## What you will do
Extract the entire forum thread excerpt that follows, reproducing every line of it without change.

## Extracted text
^^^^
I was speaking as (though) YOUR teacher. I would've given you only one thing that took forever... not several. (I thought I was being a nice guy in reducing your work for you!)
 scorpiomover
Joined: 4/19/2007
Msg: 118
view profile
History
1=1 Is it a fact a theory or both?
Posted: 11/26/2009 12:05:48 PM

I was speaking as (though) YOUR teacher. I would've given you only one thing that took forever... not several. (I thought I was being a nice guy in reducing your work for you!)
My teacher would have expected me to only write them out to a fixed number of decimal places. If he didn't specify, and I didn't ask, then when he asked for the homework, he'd probably tell me that I should just hand in what I did, and that next time, I should remember that square roots have an infinite number of decimal places, and to ask to how many decimal places.
 JustDukky
Joined: 7/8/2004
Msg: 121
1=1 Is it a fact a theory or both?
Posted: 12/8/2009 7:50:12 AM

The first being the Piraha, an Amazonian tribe that has been studied by linguistic anthropologist Daniel Everett. Their language is different in that, among other things (lack of color words, lack of recursion), it lacks numbers.
^^^^
## Listed records
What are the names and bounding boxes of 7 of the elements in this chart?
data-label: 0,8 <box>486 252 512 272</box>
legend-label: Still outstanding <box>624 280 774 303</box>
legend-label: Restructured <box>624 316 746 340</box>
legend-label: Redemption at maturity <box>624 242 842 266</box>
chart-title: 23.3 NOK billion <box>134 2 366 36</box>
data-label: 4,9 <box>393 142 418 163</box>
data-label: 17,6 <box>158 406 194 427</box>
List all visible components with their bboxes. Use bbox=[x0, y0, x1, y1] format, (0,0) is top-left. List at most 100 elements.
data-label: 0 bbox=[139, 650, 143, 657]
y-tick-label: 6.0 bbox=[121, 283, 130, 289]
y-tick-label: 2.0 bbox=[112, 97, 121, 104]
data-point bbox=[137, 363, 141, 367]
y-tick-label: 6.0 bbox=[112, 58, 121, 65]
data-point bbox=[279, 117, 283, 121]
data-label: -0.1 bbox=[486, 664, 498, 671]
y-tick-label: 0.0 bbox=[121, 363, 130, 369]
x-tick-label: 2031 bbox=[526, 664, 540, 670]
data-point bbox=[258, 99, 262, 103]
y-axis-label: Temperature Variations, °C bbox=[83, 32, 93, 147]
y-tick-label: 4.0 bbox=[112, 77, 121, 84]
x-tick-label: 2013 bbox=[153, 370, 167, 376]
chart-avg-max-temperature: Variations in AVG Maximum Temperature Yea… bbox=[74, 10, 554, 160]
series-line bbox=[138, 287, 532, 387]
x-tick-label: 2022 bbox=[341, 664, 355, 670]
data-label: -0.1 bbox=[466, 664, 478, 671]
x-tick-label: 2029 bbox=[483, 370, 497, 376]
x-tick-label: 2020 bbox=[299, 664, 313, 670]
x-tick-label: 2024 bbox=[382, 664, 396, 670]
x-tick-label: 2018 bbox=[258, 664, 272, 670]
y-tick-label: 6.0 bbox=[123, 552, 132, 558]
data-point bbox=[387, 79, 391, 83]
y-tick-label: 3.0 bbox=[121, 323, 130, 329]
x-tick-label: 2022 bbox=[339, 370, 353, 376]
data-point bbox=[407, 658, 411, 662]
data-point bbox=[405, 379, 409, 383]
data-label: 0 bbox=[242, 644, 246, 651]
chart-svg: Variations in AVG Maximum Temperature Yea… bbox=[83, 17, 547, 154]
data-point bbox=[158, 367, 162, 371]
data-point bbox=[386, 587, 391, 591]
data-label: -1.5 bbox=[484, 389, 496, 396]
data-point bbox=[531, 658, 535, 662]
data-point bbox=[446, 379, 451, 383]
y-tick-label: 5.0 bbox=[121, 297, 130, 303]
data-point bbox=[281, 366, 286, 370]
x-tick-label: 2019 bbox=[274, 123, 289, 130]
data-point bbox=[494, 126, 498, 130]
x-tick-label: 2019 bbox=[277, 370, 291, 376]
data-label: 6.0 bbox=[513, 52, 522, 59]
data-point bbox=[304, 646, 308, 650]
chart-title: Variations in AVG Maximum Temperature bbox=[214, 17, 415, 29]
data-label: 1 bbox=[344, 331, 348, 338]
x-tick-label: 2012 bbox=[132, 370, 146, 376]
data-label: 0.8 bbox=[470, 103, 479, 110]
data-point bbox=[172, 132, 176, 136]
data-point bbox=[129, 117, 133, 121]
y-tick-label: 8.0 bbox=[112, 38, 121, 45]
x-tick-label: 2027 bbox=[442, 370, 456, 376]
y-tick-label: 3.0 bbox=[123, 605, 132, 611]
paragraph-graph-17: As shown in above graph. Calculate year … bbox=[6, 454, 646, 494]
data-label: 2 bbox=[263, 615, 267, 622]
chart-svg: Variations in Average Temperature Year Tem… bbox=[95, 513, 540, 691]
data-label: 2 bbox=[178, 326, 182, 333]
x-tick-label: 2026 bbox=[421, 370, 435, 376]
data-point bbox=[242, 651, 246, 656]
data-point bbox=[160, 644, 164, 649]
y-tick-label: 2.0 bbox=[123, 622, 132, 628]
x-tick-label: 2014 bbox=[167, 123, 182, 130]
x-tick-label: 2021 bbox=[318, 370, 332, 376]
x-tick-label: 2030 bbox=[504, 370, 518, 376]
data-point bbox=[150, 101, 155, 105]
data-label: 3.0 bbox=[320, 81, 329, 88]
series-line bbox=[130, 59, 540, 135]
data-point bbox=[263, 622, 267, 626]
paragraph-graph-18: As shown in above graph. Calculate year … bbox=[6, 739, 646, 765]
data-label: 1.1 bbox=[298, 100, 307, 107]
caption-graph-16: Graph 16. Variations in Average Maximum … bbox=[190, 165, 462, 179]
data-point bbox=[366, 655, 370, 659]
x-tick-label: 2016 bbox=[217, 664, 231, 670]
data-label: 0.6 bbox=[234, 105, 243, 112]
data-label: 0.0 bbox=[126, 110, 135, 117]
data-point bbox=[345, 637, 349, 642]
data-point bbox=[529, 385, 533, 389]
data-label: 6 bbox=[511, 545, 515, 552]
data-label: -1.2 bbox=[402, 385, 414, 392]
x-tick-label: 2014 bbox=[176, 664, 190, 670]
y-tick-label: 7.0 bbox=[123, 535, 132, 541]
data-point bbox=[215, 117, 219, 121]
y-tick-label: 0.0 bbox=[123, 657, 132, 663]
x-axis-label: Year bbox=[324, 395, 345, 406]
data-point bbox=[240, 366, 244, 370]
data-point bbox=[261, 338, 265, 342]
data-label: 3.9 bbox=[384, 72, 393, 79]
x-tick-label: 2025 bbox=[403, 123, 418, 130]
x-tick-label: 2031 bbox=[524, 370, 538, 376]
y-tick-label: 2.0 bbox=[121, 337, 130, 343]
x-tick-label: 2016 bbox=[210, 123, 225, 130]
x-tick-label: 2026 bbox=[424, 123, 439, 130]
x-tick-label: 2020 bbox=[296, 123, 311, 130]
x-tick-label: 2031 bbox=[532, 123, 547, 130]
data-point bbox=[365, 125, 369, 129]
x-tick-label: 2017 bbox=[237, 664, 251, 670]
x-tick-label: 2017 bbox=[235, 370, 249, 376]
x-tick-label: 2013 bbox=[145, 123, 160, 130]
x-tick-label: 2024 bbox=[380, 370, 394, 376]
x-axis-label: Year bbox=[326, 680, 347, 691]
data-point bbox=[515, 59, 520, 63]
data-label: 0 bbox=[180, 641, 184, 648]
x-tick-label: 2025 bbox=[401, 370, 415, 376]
^^^^
## Task output
I was speaking as (though) YOUR teacher. I would've given you only one thing that took forever... not several. (I thought I was being a nice guy in reducing your work for you!)
 scorpiomover
Joined: 4/19/2007
Msg: 118
view profile
History
1=1 Is it a fact a theory or both?
Posted: 11/26/2009 12:05:48 PM

I was speaking as (though) YOUR teacher. I would've given you only one thing that took forever... not several. (I thought I was being a nice guy in reducing your work for you!)
My teacher would have expected me to only write them out to a fixed number of decimal places. If he didn't specify, and I didn't ask, then when he asked for the homework, he'd probably tell me that I should just hand in what I did, and that next time, I should remember that square roots have an infinite number of decimal places, and to ask to how many decimal places.
 JustDukky
Joined: 7/8/2004
Msg: 121
1=1 Is it a fact a theory or both?
Posted: 12/8/2009 7:50:12 AM

The first being the Piraha, an Amazonian tribe that has been studied by linguistic anthropologist Daniel Everett. Their language is different in that, among other things (lack of color words, lack of recursion), it lacks numbers.